─── Provided data

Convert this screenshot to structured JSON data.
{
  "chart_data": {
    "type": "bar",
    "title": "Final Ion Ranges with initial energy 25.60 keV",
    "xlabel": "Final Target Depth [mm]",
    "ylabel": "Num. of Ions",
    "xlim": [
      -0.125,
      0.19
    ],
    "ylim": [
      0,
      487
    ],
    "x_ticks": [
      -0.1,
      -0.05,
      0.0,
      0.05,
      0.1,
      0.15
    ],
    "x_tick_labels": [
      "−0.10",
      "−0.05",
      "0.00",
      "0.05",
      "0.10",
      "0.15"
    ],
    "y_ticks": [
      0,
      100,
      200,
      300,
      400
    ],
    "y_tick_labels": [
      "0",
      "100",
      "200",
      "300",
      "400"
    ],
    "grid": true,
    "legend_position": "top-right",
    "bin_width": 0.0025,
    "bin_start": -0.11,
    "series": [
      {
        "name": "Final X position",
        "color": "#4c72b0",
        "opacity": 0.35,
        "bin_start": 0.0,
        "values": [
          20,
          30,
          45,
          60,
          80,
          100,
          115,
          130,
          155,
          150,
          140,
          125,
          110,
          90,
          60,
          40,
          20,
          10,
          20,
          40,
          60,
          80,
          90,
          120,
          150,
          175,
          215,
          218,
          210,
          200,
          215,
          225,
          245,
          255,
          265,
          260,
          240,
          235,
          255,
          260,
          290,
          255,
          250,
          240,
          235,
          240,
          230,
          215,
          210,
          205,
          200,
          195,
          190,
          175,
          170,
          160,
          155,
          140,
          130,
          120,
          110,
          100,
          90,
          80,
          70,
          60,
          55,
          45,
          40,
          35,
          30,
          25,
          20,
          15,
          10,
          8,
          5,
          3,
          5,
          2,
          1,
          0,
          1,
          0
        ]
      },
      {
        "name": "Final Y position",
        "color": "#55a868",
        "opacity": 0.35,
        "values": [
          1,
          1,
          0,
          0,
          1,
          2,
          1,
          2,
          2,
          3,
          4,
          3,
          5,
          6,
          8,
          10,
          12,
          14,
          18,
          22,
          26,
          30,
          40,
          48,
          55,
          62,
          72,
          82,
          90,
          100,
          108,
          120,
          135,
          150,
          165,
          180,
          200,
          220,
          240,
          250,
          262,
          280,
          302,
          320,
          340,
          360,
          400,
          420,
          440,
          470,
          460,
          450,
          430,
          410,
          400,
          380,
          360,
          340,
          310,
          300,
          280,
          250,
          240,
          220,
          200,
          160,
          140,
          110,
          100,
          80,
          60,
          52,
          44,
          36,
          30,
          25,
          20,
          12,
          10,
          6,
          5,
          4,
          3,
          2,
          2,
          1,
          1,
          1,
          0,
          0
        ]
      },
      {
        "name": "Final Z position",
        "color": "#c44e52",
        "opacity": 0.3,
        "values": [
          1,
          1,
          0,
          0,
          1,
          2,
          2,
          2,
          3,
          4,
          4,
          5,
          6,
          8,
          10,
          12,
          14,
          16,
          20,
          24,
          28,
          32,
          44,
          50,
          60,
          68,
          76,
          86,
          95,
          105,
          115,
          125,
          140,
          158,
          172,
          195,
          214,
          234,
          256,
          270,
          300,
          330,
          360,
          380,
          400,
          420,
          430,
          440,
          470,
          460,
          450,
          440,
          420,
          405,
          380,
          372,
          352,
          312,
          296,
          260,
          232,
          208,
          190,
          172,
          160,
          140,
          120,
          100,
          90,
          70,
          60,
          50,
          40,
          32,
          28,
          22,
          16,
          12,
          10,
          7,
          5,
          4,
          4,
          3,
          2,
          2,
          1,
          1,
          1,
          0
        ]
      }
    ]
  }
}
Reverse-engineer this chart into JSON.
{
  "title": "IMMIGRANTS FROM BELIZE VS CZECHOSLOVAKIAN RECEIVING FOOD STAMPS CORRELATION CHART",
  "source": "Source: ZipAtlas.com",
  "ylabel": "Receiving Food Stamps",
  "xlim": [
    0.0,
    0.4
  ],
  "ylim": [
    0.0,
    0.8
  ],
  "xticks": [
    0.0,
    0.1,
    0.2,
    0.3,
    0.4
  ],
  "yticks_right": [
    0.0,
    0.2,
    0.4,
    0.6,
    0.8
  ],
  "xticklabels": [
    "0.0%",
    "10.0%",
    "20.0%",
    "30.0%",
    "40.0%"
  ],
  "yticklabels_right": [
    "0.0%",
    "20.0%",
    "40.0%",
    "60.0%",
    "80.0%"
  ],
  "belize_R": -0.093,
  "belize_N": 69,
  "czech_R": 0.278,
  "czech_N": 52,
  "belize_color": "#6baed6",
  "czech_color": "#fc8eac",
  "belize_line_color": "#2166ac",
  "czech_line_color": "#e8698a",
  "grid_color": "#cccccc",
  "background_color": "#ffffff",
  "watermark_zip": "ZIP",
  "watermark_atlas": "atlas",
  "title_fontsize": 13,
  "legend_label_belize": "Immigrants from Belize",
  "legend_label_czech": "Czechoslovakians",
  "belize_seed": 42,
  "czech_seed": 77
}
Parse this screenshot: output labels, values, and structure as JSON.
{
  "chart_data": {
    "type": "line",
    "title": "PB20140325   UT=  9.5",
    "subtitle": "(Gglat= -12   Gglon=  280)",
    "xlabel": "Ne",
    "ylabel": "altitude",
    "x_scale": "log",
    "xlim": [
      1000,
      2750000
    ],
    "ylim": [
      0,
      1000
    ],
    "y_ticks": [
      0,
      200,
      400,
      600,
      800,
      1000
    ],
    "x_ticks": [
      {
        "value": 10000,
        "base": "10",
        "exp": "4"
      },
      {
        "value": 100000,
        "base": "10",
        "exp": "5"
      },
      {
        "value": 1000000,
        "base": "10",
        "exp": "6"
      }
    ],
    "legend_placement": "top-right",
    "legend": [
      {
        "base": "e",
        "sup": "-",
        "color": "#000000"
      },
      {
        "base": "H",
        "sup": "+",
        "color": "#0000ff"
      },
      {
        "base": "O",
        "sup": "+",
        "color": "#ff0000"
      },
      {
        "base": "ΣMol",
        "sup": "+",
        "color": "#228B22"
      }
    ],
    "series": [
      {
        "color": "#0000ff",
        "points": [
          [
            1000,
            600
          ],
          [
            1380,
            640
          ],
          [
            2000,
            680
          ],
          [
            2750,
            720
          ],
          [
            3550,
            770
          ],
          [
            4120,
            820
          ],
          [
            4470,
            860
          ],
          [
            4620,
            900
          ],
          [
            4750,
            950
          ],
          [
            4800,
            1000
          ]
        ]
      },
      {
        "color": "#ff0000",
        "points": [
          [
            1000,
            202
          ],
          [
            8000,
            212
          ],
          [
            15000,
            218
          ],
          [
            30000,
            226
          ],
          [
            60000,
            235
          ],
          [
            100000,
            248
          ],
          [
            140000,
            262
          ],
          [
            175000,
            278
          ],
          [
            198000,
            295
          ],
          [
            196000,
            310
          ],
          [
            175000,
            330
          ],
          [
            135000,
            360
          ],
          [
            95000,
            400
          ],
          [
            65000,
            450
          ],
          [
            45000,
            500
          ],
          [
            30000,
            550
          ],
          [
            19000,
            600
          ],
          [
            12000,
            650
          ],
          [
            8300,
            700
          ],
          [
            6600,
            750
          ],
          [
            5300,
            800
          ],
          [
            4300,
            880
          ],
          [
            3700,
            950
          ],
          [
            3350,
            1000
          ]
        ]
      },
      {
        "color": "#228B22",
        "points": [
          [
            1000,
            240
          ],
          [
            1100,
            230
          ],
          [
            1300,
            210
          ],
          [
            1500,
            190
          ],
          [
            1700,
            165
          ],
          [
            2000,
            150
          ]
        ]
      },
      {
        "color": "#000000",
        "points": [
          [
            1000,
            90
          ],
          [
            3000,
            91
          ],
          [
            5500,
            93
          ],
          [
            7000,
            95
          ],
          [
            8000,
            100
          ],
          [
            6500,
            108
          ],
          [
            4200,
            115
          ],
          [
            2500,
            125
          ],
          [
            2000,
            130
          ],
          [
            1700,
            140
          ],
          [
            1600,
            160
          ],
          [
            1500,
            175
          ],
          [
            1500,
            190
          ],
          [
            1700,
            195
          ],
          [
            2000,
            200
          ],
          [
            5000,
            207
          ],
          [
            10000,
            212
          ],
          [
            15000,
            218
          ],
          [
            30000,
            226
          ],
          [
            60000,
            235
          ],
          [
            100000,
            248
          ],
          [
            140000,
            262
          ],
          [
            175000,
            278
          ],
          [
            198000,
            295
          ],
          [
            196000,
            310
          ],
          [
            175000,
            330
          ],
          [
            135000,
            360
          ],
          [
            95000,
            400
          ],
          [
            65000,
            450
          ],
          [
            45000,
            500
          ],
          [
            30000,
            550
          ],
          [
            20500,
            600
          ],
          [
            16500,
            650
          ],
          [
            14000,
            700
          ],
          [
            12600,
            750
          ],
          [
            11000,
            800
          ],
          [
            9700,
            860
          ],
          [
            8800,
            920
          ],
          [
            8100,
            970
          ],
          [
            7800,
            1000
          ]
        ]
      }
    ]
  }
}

──────

• [Requirement] Identify every line holding the word "screenshot" and copy it out.

• [Correct result]
Convert this screenshot to structured JSON data.
Parse this screenshot: output labels, values, and structure as JSON.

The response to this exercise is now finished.